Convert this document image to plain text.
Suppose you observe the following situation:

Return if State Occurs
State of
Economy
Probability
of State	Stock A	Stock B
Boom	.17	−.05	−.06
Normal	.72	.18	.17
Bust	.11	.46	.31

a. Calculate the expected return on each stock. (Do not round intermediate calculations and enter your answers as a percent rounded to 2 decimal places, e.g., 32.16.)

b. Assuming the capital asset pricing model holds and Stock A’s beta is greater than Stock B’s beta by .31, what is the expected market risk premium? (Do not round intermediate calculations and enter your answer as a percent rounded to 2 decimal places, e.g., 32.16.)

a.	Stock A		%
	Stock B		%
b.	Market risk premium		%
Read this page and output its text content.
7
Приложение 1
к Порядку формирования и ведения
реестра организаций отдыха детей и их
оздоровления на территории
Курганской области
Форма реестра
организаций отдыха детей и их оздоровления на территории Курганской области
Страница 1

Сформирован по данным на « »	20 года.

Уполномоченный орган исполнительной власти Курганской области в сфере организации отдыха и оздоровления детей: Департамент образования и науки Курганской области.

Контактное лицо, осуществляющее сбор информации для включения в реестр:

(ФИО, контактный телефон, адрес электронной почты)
· · · · ·
■ **GIVEN INSTRUCTION**: Return the listing above word for word.

■ **COMPLETE ANSWER**:
Convert this document image to plain text.
Suppose you observe the following situation:

Return if State Occurs
State of
Economy
Probability
of State	Stock A	Stock B
Boom	.17	−.05	−.06
Normal	.72	.18	.17
Bust	.11	.46	.31

a. Calculate the expected return on each stock. (Do not round intermediate calculations and enter your answers as a percent rounded to 2 decimal places, e.g., 32.16.)

b. Assuming the capital asset pricing model holds and Stock A’s beta is greater than Stock B’s beta by .31, what is the expected market risk premium? (Do not round intermediate calculations and enter your answer as a percent rounded to 2 decimal places, e.g., 32.16.)

a.	Stock A		%
	Stock B		%
b.	Market risk premium		%
Read this page and output its text content.
7
Приложение 1
к Порядку формирования и ведения
реестра организаций отдыха детей и их
оздоровления на территории
Курганской области
Форма реестра
организаций отдыха детей и их оздоровления на территории Курганской области
Страница 1

Сформирован по данным на « »	20 года.

Уполномоченный орган исполнительной власти Курганской области в сфере организации отдыха и оздоровления детей: Департамент образования и науки Курганской области.

Контактное лицо, осуществляющее сбор информации для включения в реестр:

(ФИО, контактный телефон, адрес электронной почты)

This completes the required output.